(Dataset excerpt)
──────────

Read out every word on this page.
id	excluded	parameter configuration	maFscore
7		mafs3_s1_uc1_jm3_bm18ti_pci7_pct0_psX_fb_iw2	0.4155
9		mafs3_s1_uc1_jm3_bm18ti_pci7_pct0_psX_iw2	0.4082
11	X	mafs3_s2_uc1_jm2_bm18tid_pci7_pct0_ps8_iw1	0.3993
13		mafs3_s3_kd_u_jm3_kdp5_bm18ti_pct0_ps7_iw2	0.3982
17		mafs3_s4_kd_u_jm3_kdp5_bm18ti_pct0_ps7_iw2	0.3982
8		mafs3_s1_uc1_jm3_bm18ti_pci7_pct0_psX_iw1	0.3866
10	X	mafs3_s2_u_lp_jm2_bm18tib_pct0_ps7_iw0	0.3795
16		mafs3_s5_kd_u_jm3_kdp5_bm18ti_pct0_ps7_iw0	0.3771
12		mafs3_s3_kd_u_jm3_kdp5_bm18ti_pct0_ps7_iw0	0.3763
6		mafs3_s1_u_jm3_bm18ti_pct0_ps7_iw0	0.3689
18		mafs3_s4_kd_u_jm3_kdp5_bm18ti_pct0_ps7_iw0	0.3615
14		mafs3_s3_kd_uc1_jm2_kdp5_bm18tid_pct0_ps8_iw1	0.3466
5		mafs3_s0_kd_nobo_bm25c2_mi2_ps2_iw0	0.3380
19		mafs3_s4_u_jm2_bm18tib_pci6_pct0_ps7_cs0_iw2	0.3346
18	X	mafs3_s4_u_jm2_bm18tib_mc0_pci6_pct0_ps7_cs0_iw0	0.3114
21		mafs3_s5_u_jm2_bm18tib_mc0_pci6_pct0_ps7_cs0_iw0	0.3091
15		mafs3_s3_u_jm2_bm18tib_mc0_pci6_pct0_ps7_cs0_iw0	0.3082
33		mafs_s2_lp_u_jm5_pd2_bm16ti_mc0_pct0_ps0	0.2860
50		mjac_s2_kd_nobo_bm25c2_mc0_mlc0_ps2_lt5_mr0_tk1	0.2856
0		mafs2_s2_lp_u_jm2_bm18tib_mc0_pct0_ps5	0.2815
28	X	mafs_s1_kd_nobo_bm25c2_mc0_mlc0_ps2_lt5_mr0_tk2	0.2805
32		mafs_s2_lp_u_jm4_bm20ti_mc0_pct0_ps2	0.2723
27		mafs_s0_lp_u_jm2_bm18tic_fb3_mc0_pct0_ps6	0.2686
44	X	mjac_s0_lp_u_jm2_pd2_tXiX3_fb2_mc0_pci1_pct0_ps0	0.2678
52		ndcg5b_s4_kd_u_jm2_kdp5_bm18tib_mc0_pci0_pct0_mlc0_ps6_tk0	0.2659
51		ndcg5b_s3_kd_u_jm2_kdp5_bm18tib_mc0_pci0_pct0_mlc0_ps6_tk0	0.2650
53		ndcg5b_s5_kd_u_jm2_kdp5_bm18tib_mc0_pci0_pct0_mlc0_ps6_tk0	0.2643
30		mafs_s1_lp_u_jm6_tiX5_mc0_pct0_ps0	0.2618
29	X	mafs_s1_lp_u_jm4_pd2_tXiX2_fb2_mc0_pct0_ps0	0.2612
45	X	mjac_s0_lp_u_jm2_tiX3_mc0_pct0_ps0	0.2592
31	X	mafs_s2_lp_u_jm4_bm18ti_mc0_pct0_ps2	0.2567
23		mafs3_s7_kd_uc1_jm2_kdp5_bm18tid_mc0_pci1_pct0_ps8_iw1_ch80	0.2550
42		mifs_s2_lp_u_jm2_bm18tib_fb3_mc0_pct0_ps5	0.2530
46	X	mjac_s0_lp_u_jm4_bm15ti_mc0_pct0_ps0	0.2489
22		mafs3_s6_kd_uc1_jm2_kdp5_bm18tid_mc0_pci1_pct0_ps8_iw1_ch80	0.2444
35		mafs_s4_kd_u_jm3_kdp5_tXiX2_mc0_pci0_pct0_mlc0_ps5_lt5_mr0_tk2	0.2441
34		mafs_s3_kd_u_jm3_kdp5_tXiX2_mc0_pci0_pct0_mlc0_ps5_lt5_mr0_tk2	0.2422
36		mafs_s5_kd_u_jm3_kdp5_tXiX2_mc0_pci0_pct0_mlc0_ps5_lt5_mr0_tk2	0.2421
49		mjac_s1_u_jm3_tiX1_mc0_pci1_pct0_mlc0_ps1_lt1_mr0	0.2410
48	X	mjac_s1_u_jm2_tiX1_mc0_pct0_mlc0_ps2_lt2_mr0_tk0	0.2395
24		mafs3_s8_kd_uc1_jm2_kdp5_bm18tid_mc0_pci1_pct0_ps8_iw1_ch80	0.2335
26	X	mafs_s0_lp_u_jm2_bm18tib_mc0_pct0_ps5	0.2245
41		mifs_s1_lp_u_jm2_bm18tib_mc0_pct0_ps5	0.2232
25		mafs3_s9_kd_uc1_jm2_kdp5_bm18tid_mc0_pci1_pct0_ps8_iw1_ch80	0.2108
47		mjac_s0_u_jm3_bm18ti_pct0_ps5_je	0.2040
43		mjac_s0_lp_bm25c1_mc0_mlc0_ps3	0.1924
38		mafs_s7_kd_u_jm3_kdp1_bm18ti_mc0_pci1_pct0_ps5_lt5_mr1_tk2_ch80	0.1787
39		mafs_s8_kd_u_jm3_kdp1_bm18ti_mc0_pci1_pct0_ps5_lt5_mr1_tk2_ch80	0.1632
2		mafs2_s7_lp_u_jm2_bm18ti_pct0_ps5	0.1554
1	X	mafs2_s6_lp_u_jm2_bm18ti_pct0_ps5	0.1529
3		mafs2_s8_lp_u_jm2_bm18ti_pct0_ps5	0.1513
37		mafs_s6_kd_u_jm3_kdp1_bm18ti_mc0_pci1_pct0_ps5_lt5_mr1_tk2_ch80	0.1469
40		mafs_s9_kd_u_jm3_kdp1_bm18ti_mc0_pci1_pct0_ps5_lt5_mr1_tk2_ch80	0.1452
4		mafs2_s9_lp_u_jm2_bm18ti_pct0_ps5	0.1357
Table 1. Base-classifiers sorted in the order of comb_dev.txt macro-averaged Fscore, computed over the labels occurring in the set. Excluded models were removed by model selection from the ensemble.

──────────

TASK PROMPT:
Nothing should be left out: return all of the records exactly.

RESULT:
Read out every word on this page.
id	excluded	parameter configuration	maFscore
7		mafs3_s1_uc1_jm3_bm18ti_pci7_pct0_psX_fb_iw2	0.4155
9		mafs3_s1_uc1_jm3_bm18ti_pci7_pct0_psX_iw2	0.4082
11	X	mafs3_s2_uc1_jm2_bm18tid_pci7_pct0_ps8_iw1	0.3993
13		mafs3_s3_kd_u_jm3_kdp5_bm18ti_pct0_ps7_iw2	0.3982
17		mafs3_s4_kd_u_jm3_kdp5_bm18ti_pct0_ps7_iw2	0.3982
8		mafs3_s1_uc1_jm3_bm18ti_pci7_pct0_psX_iw1	0.3866
10	X	mafs3_s2_u_lp_jm2_bm18tib_pct0_ps7_iw0	0.3795
16		mafs3_s5_kd_u_jm3_kdp5_bm18ti_pct0_ps7_iw0	0.3771
12		mafs3_s3_kd_u_jm3_kdp5_bm18ti_pct0_ps7_iw0	0.3763
6		mafs3_s1_u_jm3_bm18ti_pct0_ps7_iw0	0.3689
18		mafs3_s4_kd_u_jm3_kdp5_bm18ti_pct0_ps7_iw0	0.3615
14		mafs3_s3_kd_uc1_jm2_kdp5_bm18tid_pct0_ps8_iw1	0.3466
5		mafs3_s0_kd_nobo_bm25c2_mi2_ps2_iw0	0.3380
19		mafs3_s4_u_jm2_bm18tib_pci6_pct0_ps7_cs0_iw2	0.3346
18	X	mafs3_s4_u_jm2_bm18tib_mc0_pci6_pct0_ps7_cs0_iw0	0.3114
21		mafs3_s5_u_jm2_bm18tib_mc0_pci6_pct0_ps7_cs0_iw0	0.3091
15		mafs3_s3_u_jm2_bm18tib_mc0_pci6_pct0_ps7_cs0_iw0	0.3082
33		mafs_s2_lp_u_jm5_pd2_bm16ti_mc0_pct0_ps0	0.2860
50		mjac_s2_kd_nobo_bm25c2_mc0_mlc0_ps2_lt5_mr0_tk1	0.2856
0		mafs2_s2_lp_u_jm2_bm18tib_mc0_pct0_ps5	0.2815
28	X	mafs_s1_kd_nobo_bm25c2_mc0_mlc0_ps2_lt5_mr0_tk2	0.2805
32		mafs_s2_lp_u_jm4_bm20ti_mc0_pct0_ps2	0.2723
27		mafs_s0_lp_u_jm2_bm18tic_fb3_mc0_pct0_ps6	0.2686
44	X	mjac_s0_lp_u_jm2_pd2_tXiX3_fb2_mc0_pci1_pct0_ps0	0.2678
52		ndcg5b_s4_kd_u_jm2_kdp5_bm18tib_mc0_pci0_pct0_mlc0_ps6_tk0	0.2659
51		ndcg5b_s3_kd_u_jm2_kdp5_bm18tib_mc0_pci0_pct0_mlc0_ps6_tk0	0.2650
53		ndcg5b_s5_kd_u_jm2_kdp5_bm18tib_mc0_pci0_pct0_mlc0_ps6_tk0	0.2643
30		mafs_s1_lp_u_jm6_tiX5_mc0_pct0_ps0	0.2618
29	X	mafs_s1_lp_u_jm4_pd2_tXiX2_fb2_mc0_pct0_ps0	0.2612
45	X	mjac_s0_lp_u_jm2_tiX3_mc0_pct0_ps0	0.2592
31	X	mafs_s2_lp_u_jm4_bm18ti_mc0_pct0_ps2	0.2567
23		mafs3_s7_kd_uc1_jm2_kdp5_bm18tid_mc0_pci1_pct0_ps8_iw1_ch80	0.2550
42		mifs_s2_lp_u_jm2_bm18tib_fb3_mc0_pct0_ps5	0.2530
46	X	mjac_s0_lp_u_jm4_bm15ti_mc0_pct0_ps0	0.2489
22		mafs3_s6_kd_uc1_jm2_kdp5_bm18tid_mc0_pci1_pct0_ps8_iw1_ch80	0.2444
35		mafs_s4_kd_u_jm3_kdp5_tXiX2_mc0_pci0_pct0_mlc0_ps5_lt5_mr0_tk2	0.2441
34		mafs_s3_kd_u_jm3_kdp5_tXiX2_mc0_pci0_pct0_mlc0_ps5_lt5_mr0_tk2	0.2422
36		mafs_s5_kd_u_jm3_kdp5_tXiX2_mc0_pci0_pct0_mlc0_ps5_lt5_mr0_tk2	0.2421
49		mjac_s1_u_jm3_tiX1_mc0_pci1_pct0_mlc0_ps1_lt1_mr0	0.2410
48	X	mjac_s1_u_jm2_tiX1_mc0_pct0_mlc0_ps2_lt2_mr0_tk0	0.2395
24		mafs3_s8_kd_uc1_jm2_kdp5_bm18tid_mc0_pci1_pct0_ps8_iw1_ch80	0.2335
26	X	mafs_s0_lp_u_jm2_bm18tib_mc0_pct0_ps5	0.2245
41		mifs_s1_lp_u_jm2_bm18tib_mc0_pct0_ps5	0.2232
25		mafs3_s9_kd_uc1_jm2_kdp5_bm18tid_mc0_pci1_pct0_ps8_iw1_ch80	0.2108
47		mjac_s0_u_jm3_bm18ti_pct0_ps5_je	0.2040
43		mjac_s0_lp_bm25c1_mc0_mlc0_ps3	0.1924
38		mafs_s7_kd_u_jm3_kdp1_bm18ti_mc0_pci1_pct0_ps5_lt5_mr1_tk2_ch80	0.1787
39		mafs_s8_kd_u_jm3_kdp1_bm18ti_mc0_pci1_pct0_ps5_lt5_mr1_tk2_ch80	0.1632
2		mafs2_s7_lp_u_jm2_bm18ti_pct0_ps5	0.1554
1	X	mafs2_s6_lp_u_jm2_bm18ti_pct0_ps5	0.1529
3		mafs2_s8_lp_u_jm2_bm18ti_pct0_ps5	0.1513
37		mafs_s6_kd_u_jm3_kdp1_bm18ti_mc0_pci1_pct0_ps5_lt5_mr1_tk2_ch80	0.1469
40		mafs_s9_kd_u_jm3_kdp1_bm18ti_mc0_pci1_pct0_ps5_lt5_mr1_tk2_ch80	0.1452
4		mafs2_s9_lp_u_jm2_bm18ti_pct0_ps5	0.1357
Table 1. Base-classifiers sorted in the order of comb_dev.txt macro-averaged Fscore, computed over the labels occurring in the set. Excluded models were removed by model selection from the ensemble.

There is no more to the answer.